Filter the lines below, keeping every one that contains the word "subject", and copy those lines out. Count a line only if its capitalization of the word matches.

--- Begin Recorded data ---

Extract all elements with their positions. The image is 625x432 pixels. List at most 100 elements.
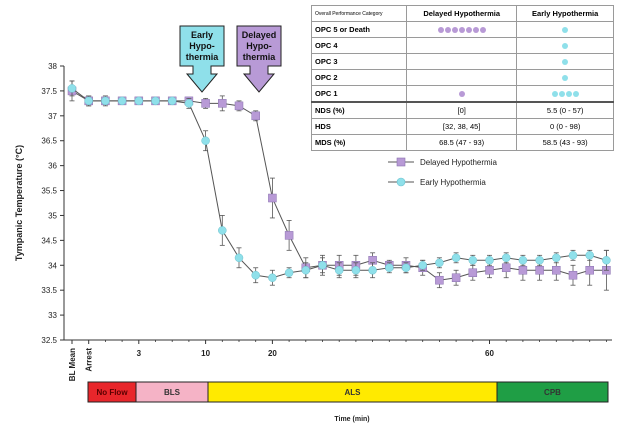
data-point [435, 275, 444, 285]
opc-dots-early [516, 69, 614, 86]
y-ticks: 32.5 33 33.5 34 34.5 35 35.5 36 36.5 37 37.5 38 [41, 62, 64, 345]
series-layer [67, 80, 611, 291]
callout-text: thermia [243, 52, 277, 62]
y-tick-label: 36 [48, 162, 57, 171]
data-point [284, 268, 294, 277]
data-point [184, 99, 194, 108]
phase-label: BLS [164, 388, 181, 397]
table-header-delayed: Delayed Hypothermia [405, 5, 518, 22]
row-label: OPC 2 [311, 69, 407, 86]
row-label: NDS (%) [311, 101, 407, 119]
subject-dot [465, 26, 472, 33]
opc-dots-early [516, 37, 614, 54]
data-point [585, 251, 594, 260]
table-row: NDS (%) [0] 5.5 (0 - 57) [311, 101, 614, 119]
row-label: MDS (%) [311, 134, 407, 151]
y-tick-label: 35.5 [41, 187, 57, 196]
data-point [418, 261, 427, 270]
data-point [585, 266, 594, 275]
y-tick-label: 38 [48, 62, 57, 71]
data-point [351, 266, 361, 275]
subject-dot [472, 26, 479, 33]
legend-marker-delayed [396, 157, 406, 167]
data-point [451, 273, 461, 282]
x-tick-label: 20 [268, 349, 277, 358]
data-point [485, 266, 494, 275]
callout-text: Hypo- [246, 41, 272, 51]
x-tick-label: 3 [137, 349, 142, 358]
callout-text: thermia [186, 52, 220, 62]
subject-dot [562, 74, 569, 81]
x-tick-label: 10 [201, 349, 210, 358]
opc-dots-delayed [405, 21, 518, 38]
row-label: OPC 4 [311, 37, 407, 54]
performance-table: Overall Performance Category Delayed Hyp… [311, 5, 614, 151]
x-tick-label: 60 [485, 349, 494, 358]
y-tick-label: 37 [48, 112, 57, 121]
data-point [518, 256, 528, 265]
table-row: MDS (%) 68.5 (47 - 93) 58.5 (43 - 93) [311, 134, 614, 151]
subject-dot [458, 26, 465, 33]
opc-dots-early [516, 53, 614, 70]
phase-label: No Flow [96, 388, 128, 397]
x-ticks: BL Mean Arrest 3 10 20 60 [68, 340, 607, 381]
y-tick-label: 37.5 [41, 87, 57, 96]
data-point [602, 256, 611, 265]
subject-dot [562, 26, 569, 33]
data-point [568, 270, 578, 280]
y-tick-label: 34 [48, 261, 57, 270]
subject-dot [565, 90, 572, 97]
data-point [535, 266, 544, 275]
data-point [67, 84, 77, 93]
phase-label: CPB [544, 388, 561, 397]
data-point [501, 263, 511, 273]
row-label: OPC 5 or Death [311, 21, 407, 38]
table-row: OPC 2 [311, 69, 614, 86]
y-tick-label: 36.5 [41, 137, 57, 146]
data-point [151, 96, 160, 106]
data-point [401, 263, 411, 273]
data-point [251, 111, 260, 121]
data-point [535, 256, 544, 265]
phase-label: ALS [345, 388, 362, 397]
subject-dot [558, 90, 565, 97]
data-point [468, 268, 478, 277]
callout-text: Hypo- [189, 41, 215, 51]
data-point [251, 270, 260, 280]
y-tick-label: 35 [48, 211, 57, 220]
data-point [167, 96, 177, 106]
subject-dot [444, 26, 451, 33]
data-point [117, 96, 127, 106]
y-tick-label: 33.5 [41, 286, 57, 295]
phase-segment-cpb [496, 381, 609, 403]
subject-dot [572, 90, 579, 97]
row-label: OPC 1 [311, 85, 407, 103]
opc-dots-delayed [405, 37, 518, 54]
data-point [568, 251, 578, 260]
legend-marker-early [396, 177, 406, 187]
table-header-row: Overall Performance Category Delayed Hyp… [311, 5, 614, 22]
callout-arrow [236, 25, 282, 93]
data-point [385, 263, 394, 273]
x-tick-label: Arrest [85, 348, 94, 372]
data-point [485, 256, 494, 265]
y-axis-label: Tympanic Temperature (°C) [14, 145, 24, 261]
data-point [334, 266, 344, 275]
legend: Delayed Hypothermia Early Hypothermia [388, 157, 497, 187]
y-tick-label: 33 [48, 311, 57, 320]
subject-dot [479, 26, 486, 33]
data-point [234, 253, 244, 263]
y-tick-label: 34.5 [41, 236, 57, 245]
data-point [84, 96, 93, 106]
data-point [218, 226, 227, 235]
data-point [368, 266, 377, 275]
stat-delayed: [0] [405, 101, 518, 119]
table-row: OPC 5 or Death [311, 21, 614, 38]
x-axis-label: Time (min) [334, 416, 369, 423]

--- End Recorded data ---

Exercise answer:
subject-dot [465, 26, 472, 33]
subject-dot [472, 26, 479, 33]
subject-dot [562, 74, 569, 81]
subject-dot [458, 26, 465, 33]
subject-dot [562, 26, 569, 33]
subject-dot [565, 90, 572, 97]
subject-dot [558, 90, 565, 97]
subject-dot [444, 26, 451, 33]
subject-dot [572, 90, 579, 97]
subject-dot [479, 26, 486, 33]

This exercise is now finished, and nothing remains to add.